If a low reputation user posts a question about the Holocaust, rather than being immediately posted, it should receive a notification telling the user that the question will remain visible (and editable) by that user, but will not be published until it’s approved by either the community or a diamond moderator.

The question should remain invisible even if the user edits it. That way, users won’t be able to circumvent the filter once it’s been triggered. In addition, users won’t receive any warning before the question is submitted. This will avoid people trying to misspell the word to circumvent the filter.

Update: I had a look at a sample of questions, based on which ones I flagged. It looks like a sizeable proportion lasted longer than 2 hours (if you define it as precisely 120 minutes). While the questions I flag may be a biased sample (for example, I can only flag questions which haven't already been deleted, and I'm more likely to flag questions which were posted when Australians are awake), I think that "virtually all ... within 2 hours" is an exaggeration.

12 questions that lasted less than 120 minutes: 6 minutes 16 minutes 28 minutes 54 minutes 55 minutes 1 hour, 6 minutes 1 hour, 6 minutes 1 hour, 10 minutes 1 hour, 10 minutes 1 hour, 13 minutes 1 hour, 33 minutes 1 hour, 40 minutes

14 questions that lasted more than 120 minutes: 2 hours, 10 minutes 2 hours, 42 minutes 2 hours, 43 minutes 2 hours, 52 minutes 2 hours, 57 minutes 3 hours, 31 minutes 3 hours, 32 minutes 3 hours, 50 minutes 5 hours, 32 minutes 5 hours, 57 minutes 6 hours, 8 minutes 6 hours, 28 minutes 6 hours, 33 minutes 8 hours, 20 minutes

While this is a limited sample, it already results in a total of 75 hours of Holocaust denial on skeptics.SE, with the average question lasting 172 minutes and a considerable number lasting for multiple hours.

Update 2 March 2019: In an answer to this question, fredsbend asks whether holocaust denial posts are a significant proportion of trolling posts. To examine this, I examined my flagging history, examining "helpful" rude/abusive flags, and looking only at questions. (This may not list some questions listed above, as I may have used custom flags on those questions). There are 18 such questions. Questions that explicitly mention the word "holocaust" make up half of such flags, and make up a narrow majority of questions that ended up being deleted. I have made a total of 294 flags overall, but that's including flags for comments, flags for answers, declined or retracted flags, flags about "[citation needed]" banners, and various other matters.

• ROWS:
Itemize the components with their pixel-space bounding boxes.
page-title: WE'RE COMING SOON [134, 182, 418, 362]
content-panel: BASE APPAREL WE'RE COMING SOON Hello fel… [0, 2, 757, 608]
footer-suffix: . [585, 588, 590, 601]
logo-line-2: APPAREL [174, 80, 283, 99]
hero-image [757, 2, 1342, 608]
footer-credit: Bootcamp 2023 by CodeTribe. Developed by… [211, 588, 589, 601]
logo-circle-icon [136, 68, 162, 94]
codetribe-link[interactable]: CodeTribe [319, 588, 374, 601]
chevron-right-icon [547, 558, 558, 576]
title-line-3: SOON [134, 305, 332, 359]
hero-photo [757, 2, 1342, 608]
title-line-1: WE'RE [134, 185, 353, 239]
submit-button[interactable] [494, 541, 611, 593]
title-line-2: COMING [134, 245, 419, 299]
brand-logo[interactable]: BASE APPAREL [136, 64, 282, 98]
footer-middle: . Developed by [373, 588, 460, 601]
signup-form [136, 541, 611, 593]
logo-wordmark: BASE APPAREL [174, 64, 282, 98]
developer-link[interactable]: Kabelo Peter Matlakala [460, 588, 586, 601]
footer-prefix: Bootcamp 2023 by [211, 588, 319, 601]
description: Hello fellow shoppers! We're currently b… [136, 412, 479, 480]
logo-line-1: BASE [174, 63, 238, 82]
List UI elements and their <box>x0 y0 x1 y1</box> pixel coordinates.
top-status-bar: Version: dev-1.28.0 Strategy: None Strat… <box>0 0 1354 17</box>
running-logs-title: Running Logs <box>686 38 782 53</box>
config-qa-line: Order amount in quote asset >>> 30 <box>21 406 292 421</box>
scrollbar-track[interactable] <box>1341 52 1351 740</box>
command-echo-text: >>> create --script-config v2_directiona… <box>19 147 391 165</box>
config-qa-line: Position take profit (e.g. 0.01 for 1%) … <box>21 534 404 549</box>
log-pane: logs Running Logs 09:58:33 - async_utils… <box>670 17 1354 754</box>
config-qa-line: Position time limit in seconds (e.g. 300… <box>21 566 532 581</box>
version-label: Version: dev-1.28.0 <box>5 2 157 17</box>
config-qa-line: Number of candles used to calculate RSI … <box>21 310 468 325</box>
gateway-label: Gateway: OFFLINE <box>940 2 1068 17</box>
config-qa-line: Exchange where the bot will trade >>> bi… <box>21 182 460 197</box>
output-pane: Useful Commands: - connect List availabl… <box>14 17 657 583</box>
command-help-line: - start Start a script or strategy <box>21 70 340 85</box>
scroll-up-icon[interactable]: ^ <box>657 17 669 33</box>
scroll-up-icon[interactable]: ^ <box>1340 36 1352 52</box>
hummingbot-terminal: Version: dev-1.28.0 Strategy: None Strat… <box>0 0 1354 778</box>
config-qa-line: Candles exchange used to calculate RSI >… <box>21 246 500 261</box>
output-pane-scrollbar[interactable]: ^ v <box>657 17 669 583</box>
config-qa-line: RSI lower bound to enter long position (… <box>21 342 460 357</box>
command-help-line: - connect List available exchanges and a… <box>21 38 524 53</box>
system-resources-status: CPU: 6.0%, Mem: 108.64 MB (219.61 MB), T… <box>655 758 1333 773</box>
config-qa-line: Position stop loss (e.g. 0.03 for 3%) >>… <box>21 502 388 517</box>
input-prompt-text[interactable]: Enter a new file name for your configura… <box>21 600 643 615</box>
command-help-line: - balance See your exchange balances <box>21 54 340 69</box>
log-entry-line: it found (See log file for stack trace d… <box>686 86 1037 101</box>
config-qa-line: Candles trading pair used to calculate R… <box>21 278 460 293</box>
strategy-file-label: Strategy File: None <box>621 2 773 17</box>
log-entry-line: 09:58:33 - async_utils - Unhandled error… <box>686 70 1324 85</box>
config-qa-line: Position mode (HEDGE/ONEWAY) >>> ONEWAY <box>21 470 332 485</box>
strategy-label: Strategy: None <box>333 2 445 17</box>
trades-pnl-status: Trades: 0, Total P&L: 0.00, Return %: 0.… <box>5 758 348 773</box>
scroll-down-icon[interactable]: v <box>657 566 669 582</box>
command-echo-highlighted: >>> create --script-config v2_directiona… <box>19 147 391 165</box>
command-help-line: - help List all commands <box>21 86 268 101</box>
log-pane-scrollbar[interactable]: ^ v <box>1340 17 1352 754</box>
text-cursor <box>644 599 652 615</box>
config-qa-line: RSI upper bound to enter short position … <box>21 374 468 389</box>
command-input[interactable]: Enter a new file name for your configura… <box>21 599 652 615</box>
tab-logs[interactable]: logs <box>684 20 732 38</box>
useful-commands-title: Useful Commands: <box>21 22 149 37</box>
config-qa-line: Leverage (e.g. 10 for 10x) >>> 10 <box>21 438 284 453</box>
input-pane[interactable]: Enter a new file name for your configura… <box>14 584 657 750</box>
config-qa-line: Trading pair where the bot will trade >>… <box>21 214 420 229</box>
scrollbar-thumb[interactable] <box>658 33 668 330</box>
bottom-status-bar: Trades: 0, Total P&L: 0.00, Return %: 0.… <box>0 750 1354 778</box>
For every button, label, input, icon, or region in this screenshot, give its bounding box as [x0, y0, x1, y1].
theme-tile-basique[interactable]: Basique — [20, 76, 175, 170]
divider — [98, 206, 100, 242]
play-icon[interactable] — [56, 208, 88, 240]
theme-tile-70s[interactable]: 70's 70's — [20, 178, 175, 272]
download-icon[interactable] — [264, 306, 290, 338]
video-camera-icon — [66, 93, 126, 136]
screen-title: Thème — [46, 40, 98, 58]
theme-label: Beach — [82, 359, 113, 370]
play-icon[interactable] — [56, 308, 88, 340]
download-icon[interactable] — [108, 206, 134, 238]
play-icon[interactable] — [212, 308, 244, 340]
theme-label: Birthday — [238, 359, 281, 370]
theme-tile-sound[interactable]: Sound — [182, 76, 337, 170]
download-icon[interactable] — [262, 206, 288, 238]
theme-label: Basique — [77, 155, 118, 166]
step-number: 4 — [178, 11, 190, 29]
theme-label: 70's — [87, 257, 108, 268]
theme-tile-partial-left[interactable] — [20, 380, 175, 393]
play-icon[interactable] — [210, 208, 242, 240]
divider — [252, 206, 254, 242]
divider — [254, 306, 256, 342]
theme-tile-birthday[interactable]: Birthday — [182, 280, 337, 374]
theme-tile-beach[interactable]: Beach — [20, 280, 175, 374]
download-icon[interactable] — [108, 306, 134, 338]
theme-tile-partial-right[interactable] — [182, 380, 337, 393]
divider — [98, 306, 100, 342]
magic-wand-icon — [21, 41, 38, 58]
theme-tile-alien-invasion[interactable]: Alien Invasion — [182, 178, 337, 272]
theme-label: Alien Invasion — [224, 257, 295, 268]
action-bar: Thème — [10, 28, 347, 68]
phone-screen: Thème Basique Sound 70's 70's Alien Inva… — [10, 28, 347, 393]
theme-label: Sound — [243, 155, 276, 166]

• THE REQUEST:
Using the page text on filtering Holocaust questions, answer the following:
1. Besides the community, who can approve a held question for publication?
2. How many questions in the sample lasted more than 120 minutes?
3. How many flags has the writer made in total?

• WORKED SOLUTION:
1. A diamond moderator.
2. 14.
3. 294.